Task description
Search the listing below for the string "администрации" and show each line that contains it.

Task material
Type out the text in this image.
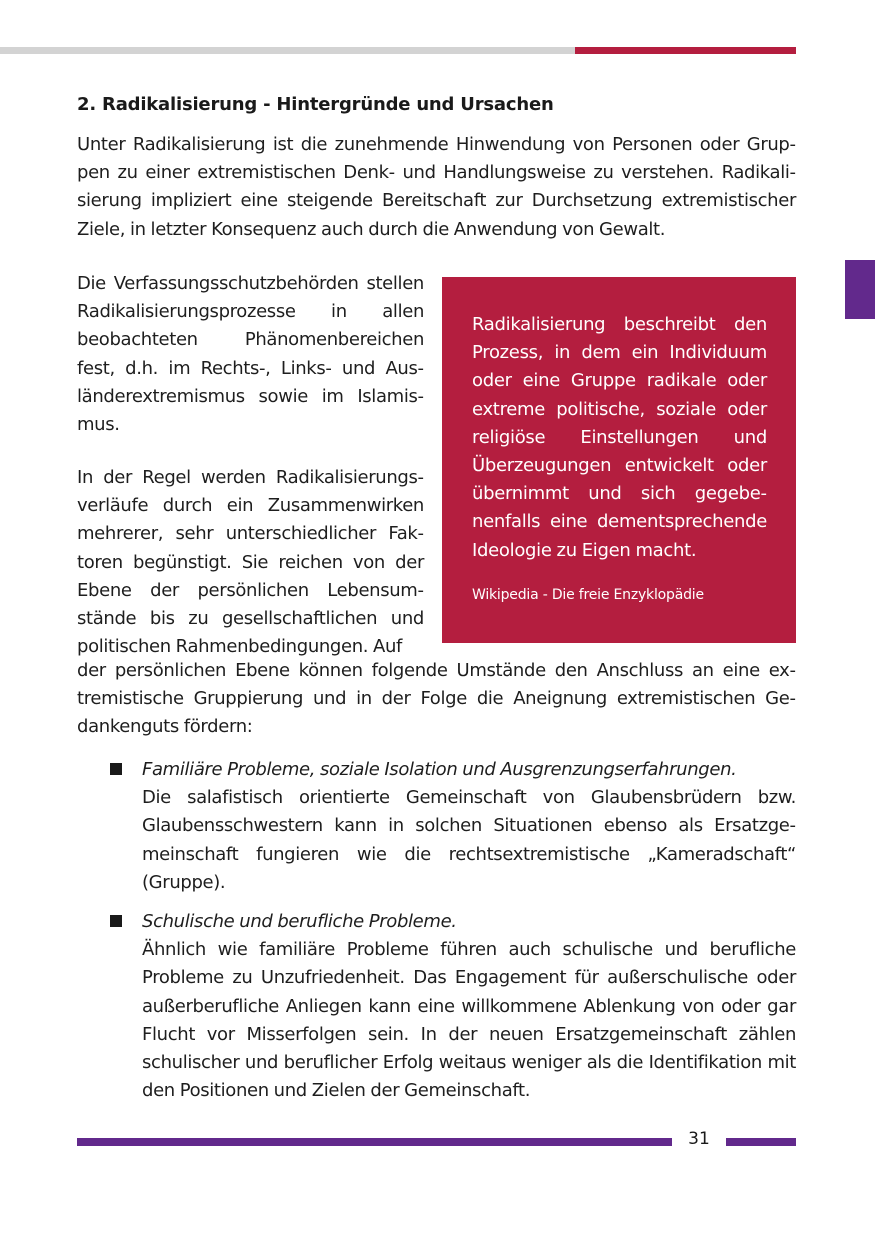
2. Radikalisierung - Hintergründe und Ursachen

Unter Radikalisierung ist die zunehmende Hinwendung von Personen oder Gruppen zu einer extremistischen Denk- und Handlungsweise zu verstehen. Radikalisierung impliziert eine steigende Bereitschaft zur Durchsetzung extremistischer Ziele, in letzter Konsequenz auch durch die Anwendung von Gewalt.

Die Verfassungsschutzbehörden stellen Radikalisierungsprozesse in allen beobachteten Phänomenbereichen fest, d.h. im Rechts-, Links- und Ausländerextremismus sowie im Islamismus.

In der Regel werden Radikalisierungsverläufe durch ein Zusammenwirken mehrerer, sehr unterschiedlicher Faktoren begünstigt. Sie reichen von der Ebene der persönlichen Lebensumstände bis zu gesellschaftlichen und politischen Rahmenbedingungen. Auf

Radikalisierung beschreibt den Prozess, in dem ein Individuum oder eine Gruppe radikale oder extreme politische, soziale oder religiöse Einstellungen und Überzeugungen entwickelt oder übernimmt und sich gegebenenfalls eine dementsprechende Ideologie zu Eigen macht.
Wikipedia - Die freie Enzyklopädie

der persönlichen Ebene können folgende Umstände den Anschluss an eine extremistische Gruppierung und in der Folge die Aneignung extremistischen Gedankenguts fördern:

Familiäre Probleme, soziale Isolation und Ausgrenzungserfahrungen.
Die salafistisch orientierte Gemeinschaft von Glaubensbrüdern bzw. Glaubensschwestern kann in solchen Situationen ebenso als Ersatzgemeinschaft fungieren wie die rechtsextremistische „Kameradschaft“ (Gruppe).
Schulische und berufliche Probleme.
Ähnlich wie familiäre Probleme führen auch schulische und berufliche Probleme zu Unzufriedenheit. Das Engagement für außerschulische oder außerberufliche Anliegen kann eine willkommene Ablenkung von oder gar Flucht vor Misserfolgen sein. In der neuen Ersatzgemeinschaft zählen schulischer und beruflicher Erfolg weitaus weniger als die Identifikation mit den Positionen und Zielen der Gemeinschaft.
31
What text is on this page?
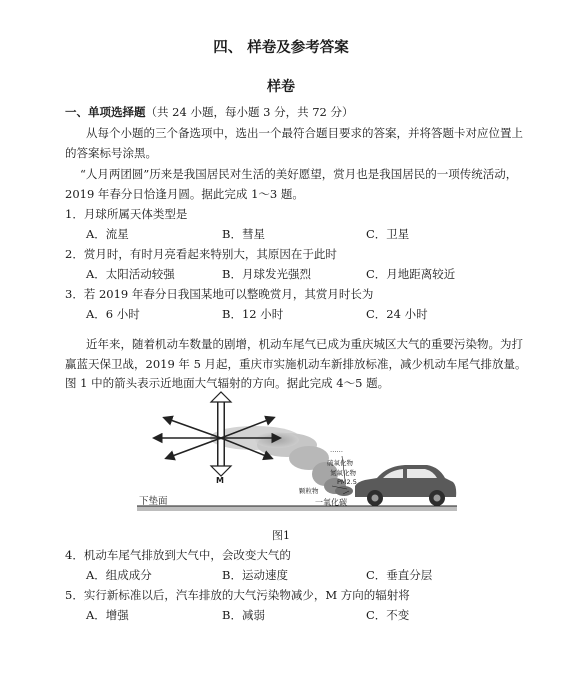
四、 样卷及参考答案
样卷
一、单项选择题（共 24 小题，每小题 3 分，共 72 分）
从每个小题的三个备选项中，选出一个最符合题目要求的答案，并将答题卡对应位置上
的答案标号涂黑。
“人月两团圆”历来是我国居民对生活的美好愿望，赏月也是我国居民的一项传统活动，
2019 年春分日恰逢月圆。据此完成 1～3 题。
1．月球所属天体类型是
A．流星	B．彗星	C．卫星
2．赏月时，有时月亮看起来特别大，其原因在于此时
A．太阳活动较强	B．月球发光强烈	C．月地距离较近
3．若 2019 年春分日我国某地可以整晚赏月，其赏月时长为
A．6 小时	B．12 小时	C．24 小时
近年来，随着机动车数量的剧增，机动车尾气已成为重庆城区大气的重要污染物。为打
赢蓝天保卫战，2019 年 5 月起，重庆市实施机动车新排放标准，减少机动车尾气排放量。
图 1 中的箭头表示近地面大气辐射的方向。据此完成 4～5 题。
M
……
硫氧化物
氮氧化物
PM2.5
颗粒物
一氧化碳
下垫面
图1
4．机动车尾气排放到大气中，会改变大气的
A．组成成分	B．运动速度	C．垂直分层
5．实行新标准以后，汽车排放的大气污染物减少，M 方向的辐射将
A．增强	B．减弱	C．不变
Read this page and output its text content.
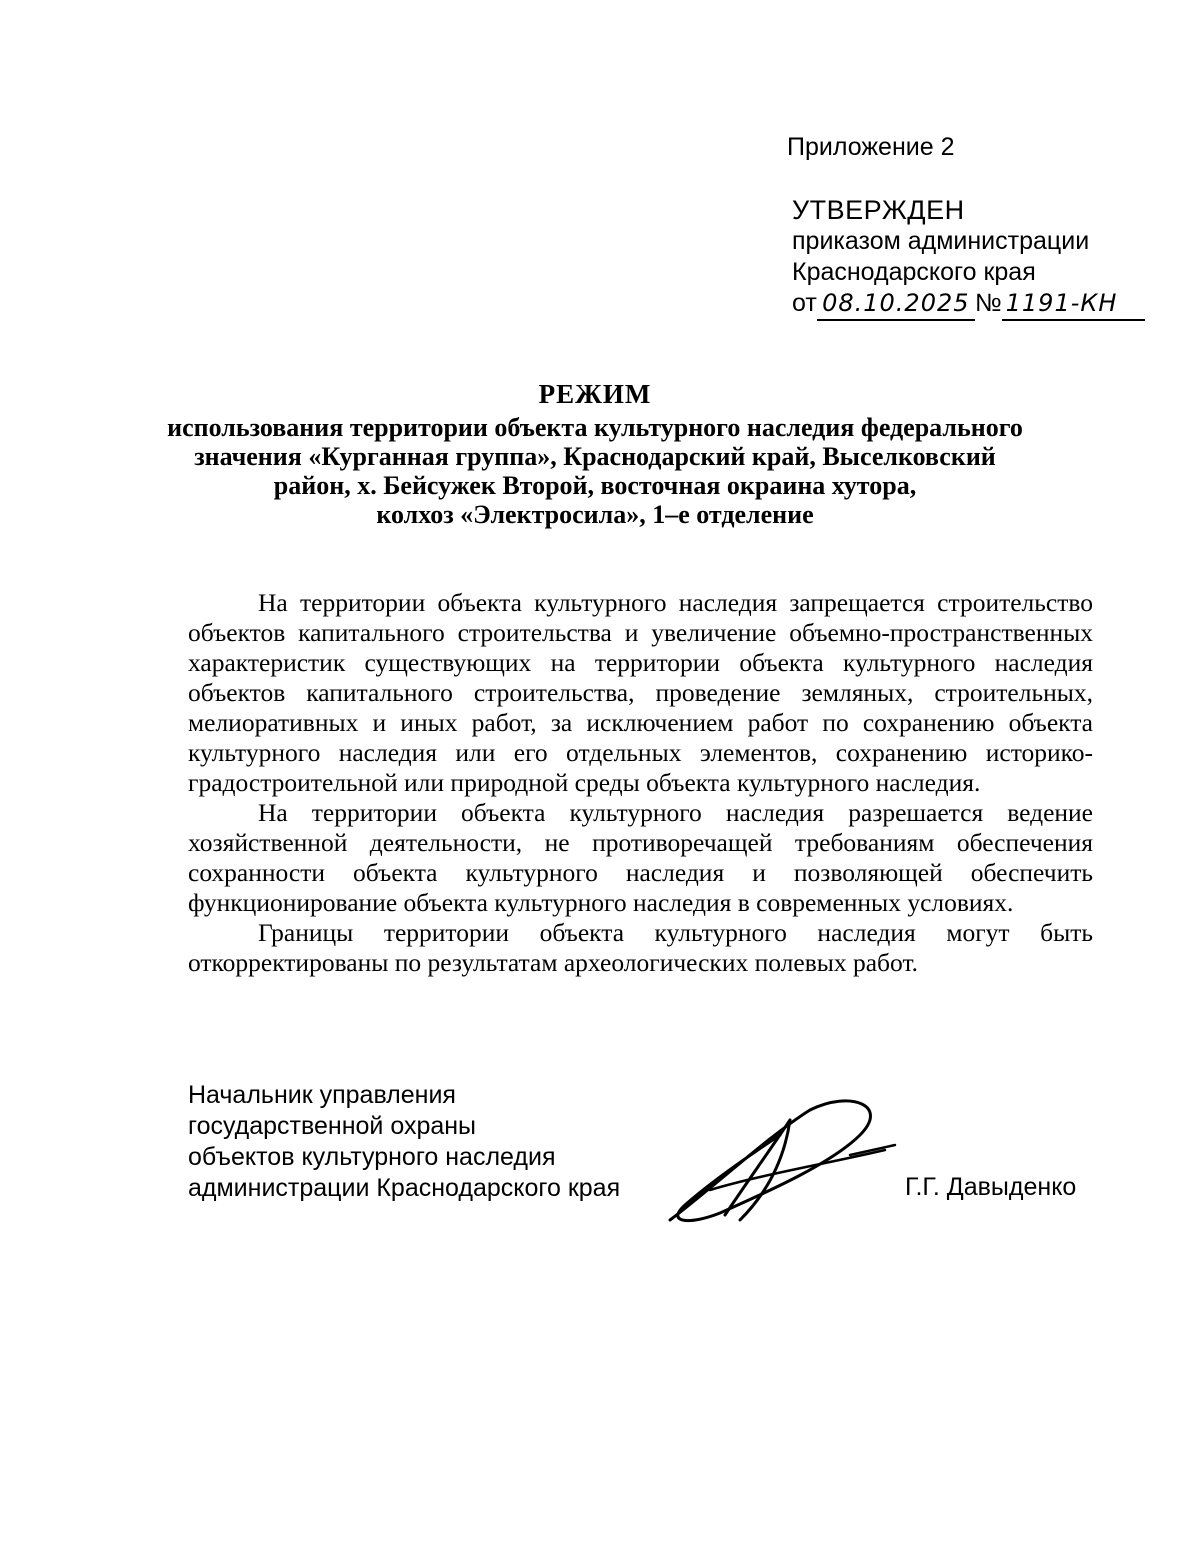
Приложение 2
УТВЕРЖДЕН
приказом администрации
Краснодарского края
от 08.10.2025 № 1191-КН
РЕЖИМ
использования территории объекта культурного наследия федерального
значения «Курганная группа», Краснодарский край, Выселковский
район, х. Бейсужек Второй, восточная окраина хутора,
колхоз «Электросила», 1–е отделение

На территории объекта культурного наследия запрещается строительство объектов капитального строительства и увеличение объемно-пространственных характеристик существующих на территории объекта культурного наследия объектов капитального строительства, проведение земляных, строительных, мелиоративных и иных работ, за исключением работ по сохранению объекта культурного наследия или его отдельных элементов, сохранению историко-градостроительной или природной среды объекта культурного наследия.

На территории объекта культурного наследия разрешается ведение хозяйственной деятельности, не противоречащей требованиям обеспечения сохранности объекта культурного наследия и позволяющей обеспечить функционирование объекта культурного наследия в современных условиях.

Границы территории объекта культурного наследия могут быть откорректированы по результатам археологических полевых работ.

Начальник управления
государственной охраны
объектов культурного наследия
администрации Краснодарского края	Г.Г. Давыденко
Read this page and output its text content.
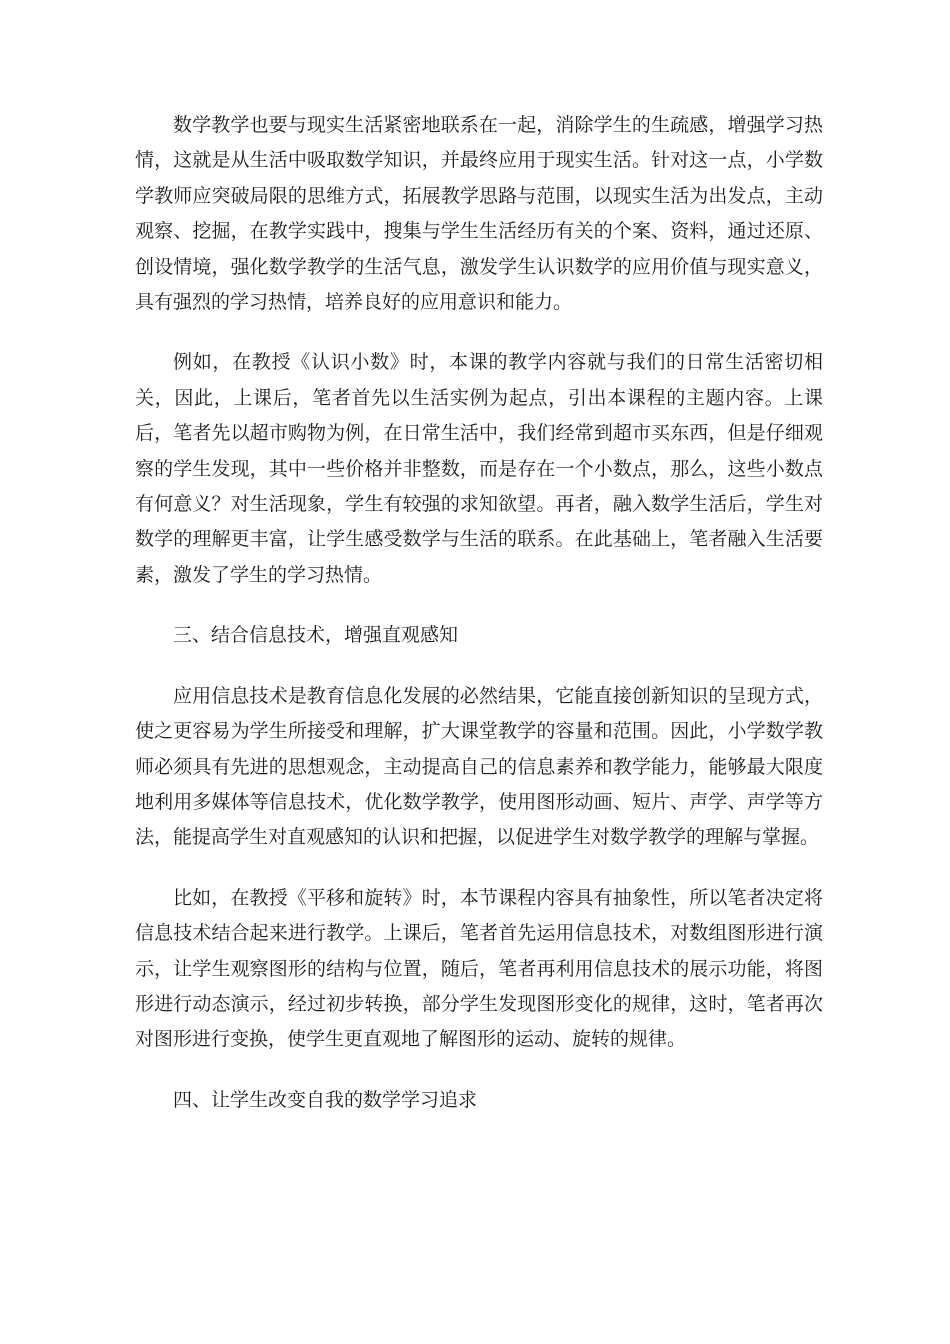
数学教学也要与现实生活紧密地联系在一起，消除学生的生疏感，增强学习热情，这就是从生活中吸取数学知识，并最终应用于现实生活。针对这一点，小学数学教师应突破局限的思维方式，拓展教学思路与范围，以现实生活为出发点，主动观察、挖掘，在教学实践中，搜集与学生生活经历有关的个案、资料，通过还原、创设情境，强化数学教学的生活气息，激发学生认识数学的应用价值与现实意义，具有强烈的学习热情，培养良好的应用意识和能力。

例如，在教授《认识小数》时，本课的教学内容就与我们的日常生活密切相关，因此，上课后，笔者首先以生活实例为起点，引出本课程的主题内容。上课后，笔者先以超市购物为例，在日常生活中，我们经常到超市买东西，但是仔细观察的学生发现，其中一些价格并非整数，而是存在一个小数点，那么，这些小数点有何意义？对生活现象，学生有较强的求知欲望。再者，融入数学生活后，学生对数学的理解更丰富，让学生感受数学与生活的联系。在此基础上，笔者融入生活要素，激发了学生的学习热情。

三、结合信息技术，增强直观感知

应用信息技术是教育信息化发展的必然结果，它能直接创新知识的呈现方式，使之更容易为学生所接受和理解，扩大课堂教学的容量和范围。因此，小学数学教师必须具有先进的思想观念，主动提高自己的信息素养和教学能力，能够最大限度地利用多媒体等信息技术，优化数学教学，使用图形动画、短片、声学、声学等方法，能提高学生对直观感知的认识和把握，以促进学生对数学教学的理解与掌握。

比如，在教授《平移和旋转》时，本节课程内容具有抽象性，所以笔者决定将信息技术结合起来进行教学。上课后，笔者首先运用信息技术，对数组图形进行演示，让学生观察图形的结构与位置，随后，笔者再利用信息技术的展示功能，将图形进行动态演示，经过初步转换，部分学生发现图形变化的规律，这时，笔者再次对图形进行变换，使学生更直观地了解图形的运动、旋转的规律。

四、让学生改变自我的数学学习追求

Answer to this exercise
приказом администрации
администрации Краснодарского края	Г.Г. Давыденко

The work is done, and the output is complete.